What to work on => Go through the listing and return every line with "duration" in it.

(Dataset rows)

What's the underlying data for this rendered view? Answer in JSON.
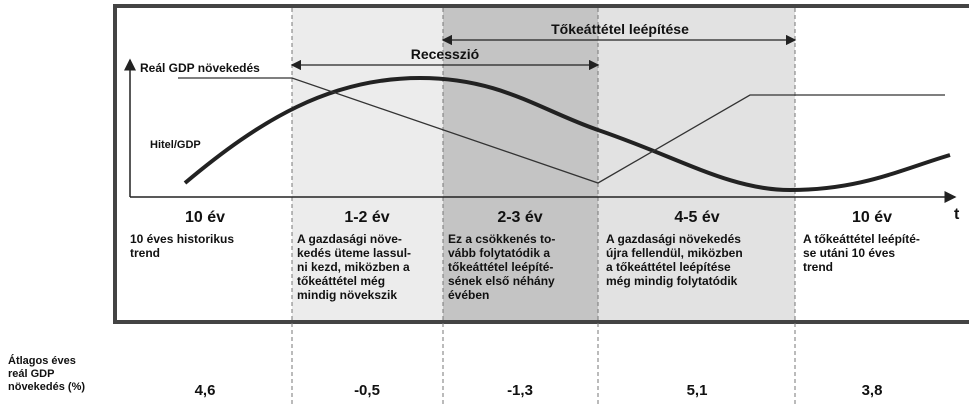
{
  "labels": {
    "gdp": "Reál GDP növekedés",
    "credit": "Hitel/GDP",
    "recession": "Recesszió",
    "deleveraging": "Tőkeáttétel leépítése",
    "time": "t",
    "growth_caption": [
      "Átlagos éves",
      "reál GDP",
      "növekedés (%)"
    ]
  },
  "phases": [
    {
      "duration": "10 év",
      "description": [
        "10 éves historikus",
        "trend"
      ],
      "growth": "4,6"
    },
    {
      "duration": "1-2 év",
      "description": [
        "A gazdasági növe-",
        "kedés üteme lassul-",
        "ni kezd, miközben a",
        "tőkeáttétel még",
        "mindig növekszik"
      ],
      "growth": "-0,5"
    },
    {
      "duration": "2-3 év",
      "description": [
        "Ez a csökkenés to-",
        "vább folytatódik a",
        "tőkeáttétel leépíté-",
        "sének első néhány",
        "évében"
      ],
      "growth": "-1,3"
    },
    {
      "duration": "4-5 év",
      "description": [
        "A gazdasági növekedés",
        "újra fellendül, miközben",
        "a tőkeáttétel leépítése",
        "még mindig folytatódik"
      ],
      "growth": "5,1"
    },
    {
      "duration": "10 év",
      "description": [
        "A tőkeáttétel leépíté-",
        "se utáni 10 éves",
        "trend"
      ],
      "growth": "3,8"
    }
  ]
}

Solution below =>
      "duration": "10 év",
      "duration": "1-2 év",
      "duration": "2-3 év",
      "duration": "4-5 év",
      "duration": "10 év",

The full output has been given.